- [Supplied material]
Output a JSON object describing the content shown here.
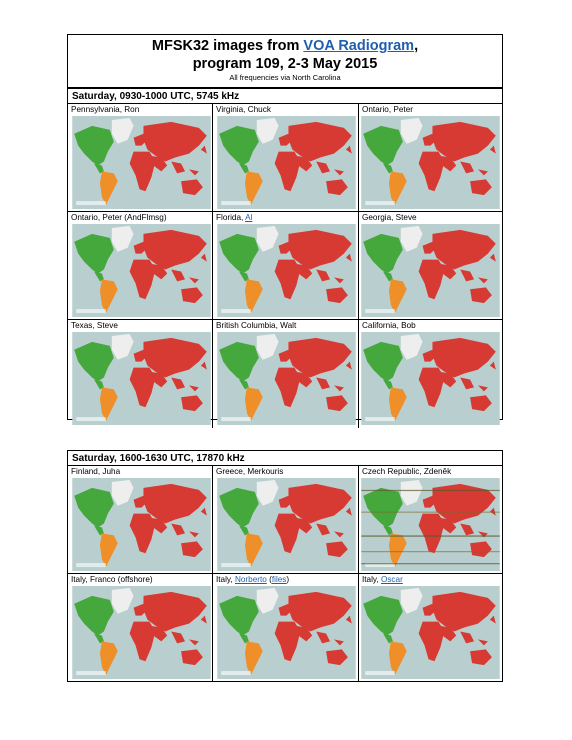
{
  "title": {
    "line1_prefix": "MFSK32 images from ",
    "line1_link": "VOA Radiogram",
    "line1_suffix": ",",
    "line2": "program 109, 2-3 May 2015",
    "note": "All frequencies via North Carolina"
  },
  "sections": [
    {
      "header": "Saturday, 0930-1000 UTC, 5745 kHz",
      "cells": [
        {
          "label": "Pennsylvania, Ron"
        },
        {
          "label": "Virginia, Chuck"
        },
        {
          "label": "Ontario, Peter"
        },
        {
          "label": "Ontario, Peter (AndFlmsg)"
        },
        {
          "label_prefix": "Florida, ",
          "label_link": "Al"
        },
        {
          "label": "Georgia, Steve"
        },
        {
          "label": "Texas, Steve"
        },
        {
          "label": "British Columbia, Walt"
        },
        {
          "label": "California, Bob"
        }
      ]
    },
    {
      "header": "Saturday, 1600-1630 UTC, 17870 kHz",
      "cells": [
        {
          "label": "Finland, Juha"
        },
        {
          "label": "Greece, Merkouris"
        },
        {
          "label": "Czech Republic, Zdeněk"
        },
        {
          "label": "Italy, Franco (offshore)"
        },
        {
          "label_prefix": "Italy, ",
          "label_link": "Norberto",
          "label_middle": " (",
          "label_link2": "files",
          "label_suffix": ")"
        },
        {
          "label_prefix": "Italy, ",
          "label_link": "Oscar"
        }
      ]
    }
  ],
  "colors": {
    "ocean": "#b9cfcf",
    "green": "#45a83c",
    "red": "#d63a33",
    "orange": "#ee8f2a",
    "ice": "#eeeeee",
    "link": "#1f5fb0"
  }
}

---

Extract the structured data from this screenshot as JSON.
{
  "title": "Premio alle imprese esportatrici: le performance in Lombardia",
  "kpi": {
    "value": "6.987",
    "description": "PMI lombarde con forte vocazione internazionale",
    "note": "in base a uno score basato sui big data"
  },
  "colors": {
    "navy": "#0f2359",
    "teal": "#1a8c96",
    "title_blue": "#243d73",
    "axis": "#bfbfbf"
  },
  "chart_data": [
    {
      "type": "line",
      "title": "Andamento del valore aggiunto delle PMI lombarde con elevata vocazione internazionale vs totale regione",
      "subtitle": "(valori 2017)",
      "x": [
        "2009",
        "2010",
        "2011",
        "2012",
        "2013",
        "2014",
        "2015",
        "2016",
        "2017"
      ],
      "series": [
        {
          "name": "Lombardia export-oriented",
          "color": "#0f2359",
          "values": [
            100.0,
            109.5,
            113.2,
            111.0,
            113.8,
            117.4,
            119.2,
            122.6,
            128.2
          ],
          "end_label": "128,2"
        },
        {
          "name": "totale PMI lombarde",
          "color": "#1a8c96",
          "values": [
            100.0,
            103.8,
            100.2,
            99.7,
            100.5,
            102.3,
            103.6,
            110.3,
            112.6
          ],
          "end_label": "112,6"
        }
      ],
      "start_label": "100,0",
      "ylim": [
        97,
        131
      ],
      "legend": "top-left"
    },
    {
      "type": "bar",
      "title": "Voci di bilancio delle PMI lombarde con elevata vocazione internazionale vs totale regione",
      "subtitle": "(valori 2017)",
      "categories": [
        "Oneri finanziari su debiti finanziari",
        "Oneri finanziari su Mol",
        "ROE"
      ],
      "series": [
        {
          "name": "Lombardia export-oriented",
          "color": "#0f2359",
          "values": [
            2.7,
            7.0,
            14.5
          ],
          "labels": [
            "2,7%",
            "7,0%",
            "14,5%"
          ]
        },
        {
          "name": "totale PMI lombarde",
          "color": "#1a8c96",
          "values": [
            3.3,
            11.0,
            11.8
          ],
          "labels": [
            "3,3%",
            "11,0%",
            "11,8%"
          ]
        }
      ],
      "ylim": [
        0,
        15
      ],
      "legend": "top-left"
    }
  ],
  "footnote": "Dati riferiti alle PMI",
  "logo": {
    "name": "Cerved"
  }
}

- [What you will do] Keep only the lines that hold the string "vocazione", and copy them out.

- [Task response]
    "description": "PMI lombarde con forte vocazione internazionale",
      "title": "Andamento del valore aggiunto delle PMI lombarde con elevata vocazione internazionale vs totale regione",
      "title": "Voci di bilancio delle PMI lombarde con elevata vocazione internazionale vs totale regione",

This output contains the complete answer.